**What you will do**
Work out how many lines include "Renata" and answer with that number only.

Stored data entries:
════════════════════
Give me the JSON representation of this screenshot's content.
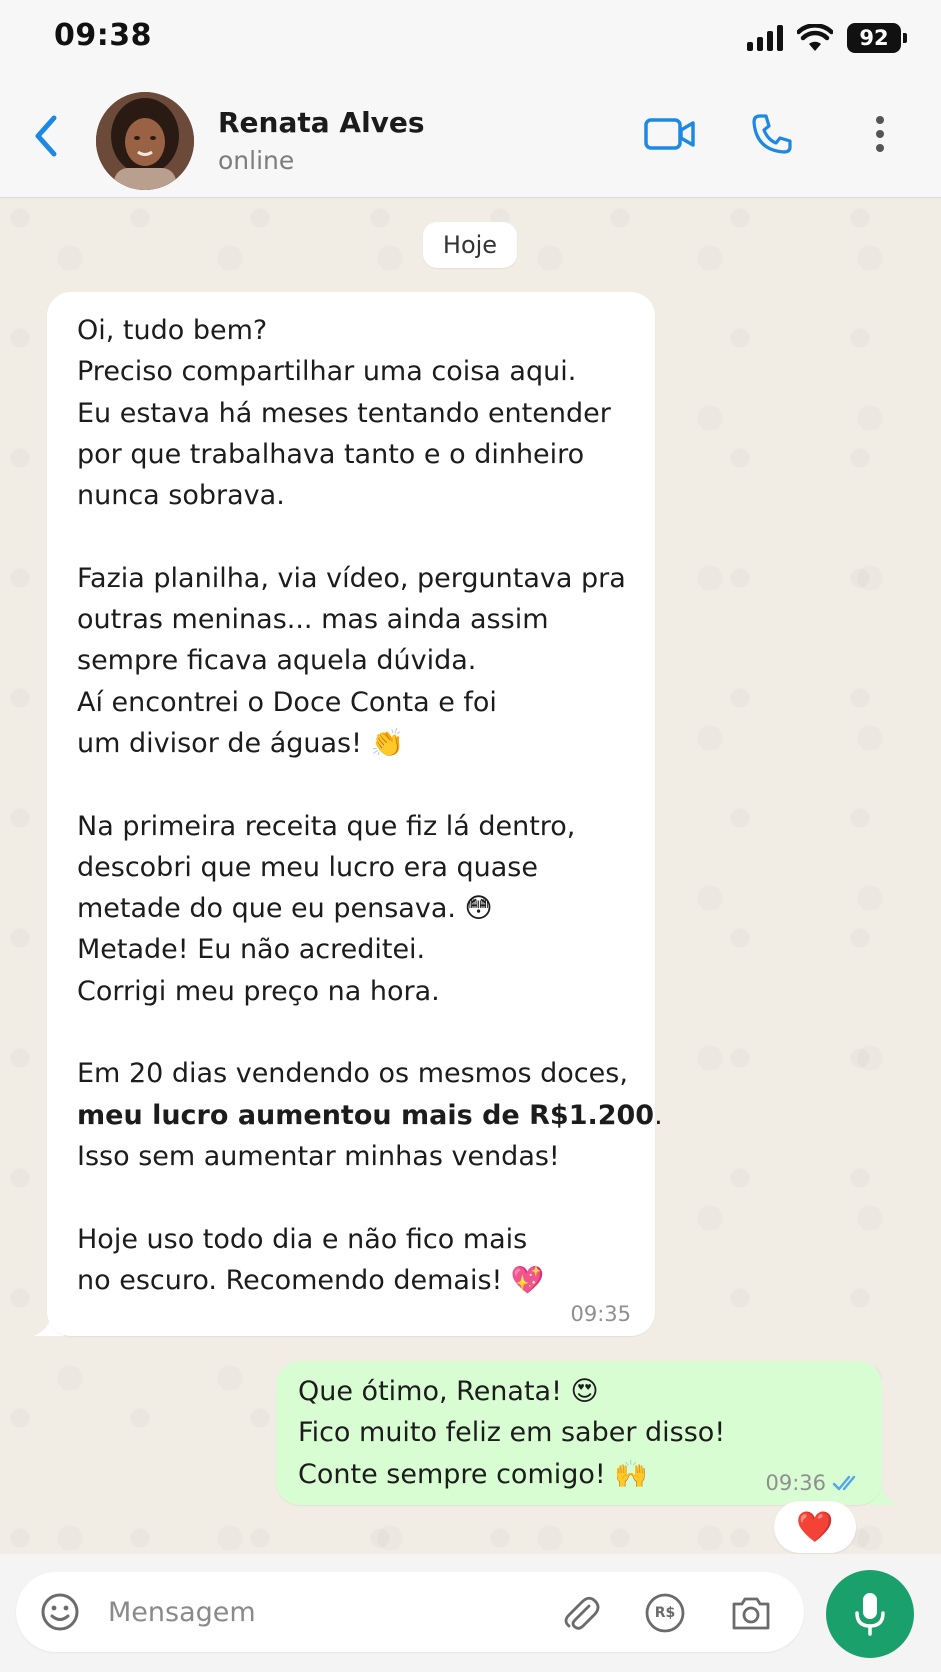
{
  "status_bar": {
    "time": "09:38",
    "battery": "92",
    "icons": [
      "signal-icon",
      "wifi-icon",
      "battery-icon"
    ]
  },
  "header": {
    "contact_name": "Renata Alves",
    "contact_status": "online",
    "icons": [
      "back-arrow-icon",
      "avatar-photo",
      "video-camera-icon",
      "phone-icon",
      "more-vertical-icon"
    ],
    "accent_color": "#1e88e5"
  },
  "chat": {
    "date_label": "Hoje",
    "incoming": {
      "paragraphs": [
        [
          "Oi, tudo bem?",
          "Preciso compartilhar uma coisa aqui.",
          "Eu estava há meses tentando entender",
          "por que trabalhava tanto e o dinheiro",
          "nunca sobrava."
        ],
        [
          "Fazia planilha, via vídeo, perguntava pra",
          "outras meninas... mas ainda assim",
          "sempre ficava aquela dúvida.",
          "Aí encontrei o Doce Conta e foi",
          "um divisor de águas! 👏"
        ],
        [
          "Na primeira receita que fiz lá dentro,",
          "descobri que meu lucro era quase",
          "metade do que eu pensava. 😳",
          "Metade! Eu não acreditei.",
          "Corrigi meu preço na hora."
        ],
        {
          "line1": "Em 20 dias vendendo os mesmos doces,",
          "line2_bold": "meu lucro aumentou mais de R$1.200",
          "line2_end": ".",
          "line3": "Isso sem aumentar minhas vendas!"
        },
        [
          "Hoje uso todo dia e não fico mais",
          "no escuro. Recomendo demais! 💖"
        ]
      ],
      "time": "09:35"
    },
    "outgoing": {
      "lines": [
        "Que ótimo, Renata! 😍",
        "Fico muito feliz em saber disso!",
        "Conte sempre comigo! 🙌"
      ],
      "time": "09:36",
      "status_icon": "double-check-icon",
      "bubble_color": "#d9fdd3"
    },
    "reaction": "❤️"
  },
  "input_bar": {
    "placeholder": "Mensagem",
    "icons": [
      "emoji-icon",
      "attachment-icon",
      "payment-icon",
      "camera-icon",
      "microphone-icon"
    ],
    "pay_icon_label": "R$",
    "mic_color": "#1aa06a"
  }
}
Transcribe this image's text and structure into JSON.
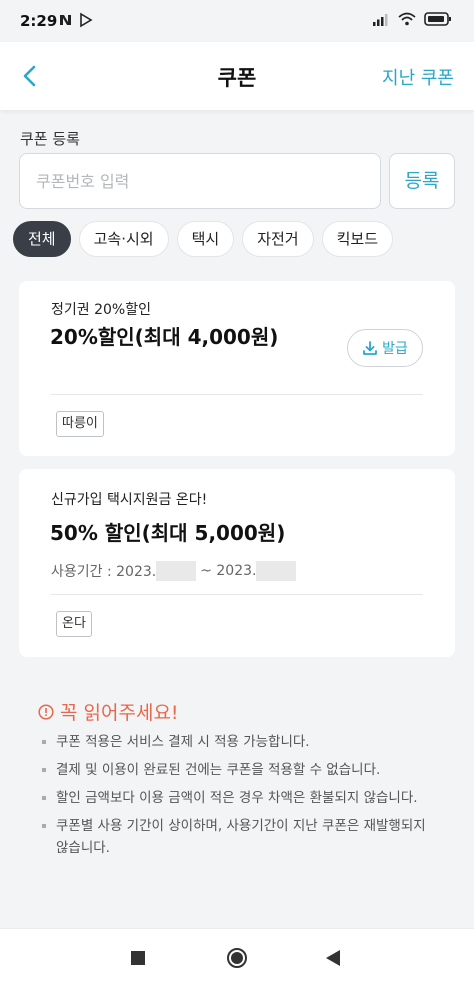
{
  "status_bar": {
    "time": "2:29"
  },
  "header": {
    "title": "쿠폰",
    "action_label": "지난 쿠폰"
  },
  "register": {
    "label": "쿠폰 등록",
    "placeholder": "쿠폰번호 입력",
    "button_label": "등록"
  },
  "filters": [
    {
      "label": "전체",
      "active": true
    },
    {
      "label": "고속·시외",
      "active": false
    },
    {
      "label": "택시",
      "active": false
    },
    {
      "label": "자전거",
      "active": false
    },
    {
      "label": "킥보드",
      "active": false
    }
  ],
  "coupons": [
    {
      "subtitle": "정기권 20%할인",
      "title": "20%할인(최대 4,000원)",
      "tag": "따릉이",
      "issue_label": "발급"
    },
    {
      "subtitle": "신규가입 택시지원금 온다!",
      "title": "50% 할인(최대 5,000원)",
      "period_prefix": "사용기간 : 2023.",
      "period_middle": "~ 2023.",
      "tag": "온다"
    }
  ],
  "notice": {
    "title": "꼭 읽어주세요!",
    "items": [
      "쿠폰 적용은 서비스 결제 시 적용 가능합니다.",
      "결제 및 이용이 완료된 건에는 쿠폰을 적용할 수 없습니다.",
      "할인 금액보다 이용 금액이 적은 경우 차액은 환불되지 않습니다.",
      "쿠폰별 사용 기간이 상이하며, 사용기간이 지난 쿠폰은 재발행되지 않습니다."
    ]
  },
  "colors": {
    "accent": "#2aa7c9",
    "notice": "#e8674a",
    "active_chip": "#3a3f47"
  },
  "icons": {
    "back": "chevron-left-icon",
    "download": "download-icon",
    "info": "info-circle-icon",
    "nav_recents": "square-icon",
    "nav_home": "circle-icon",
    "nav_back": "triangle-back-icon"
  }
}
════════════════════
**Right answer**
2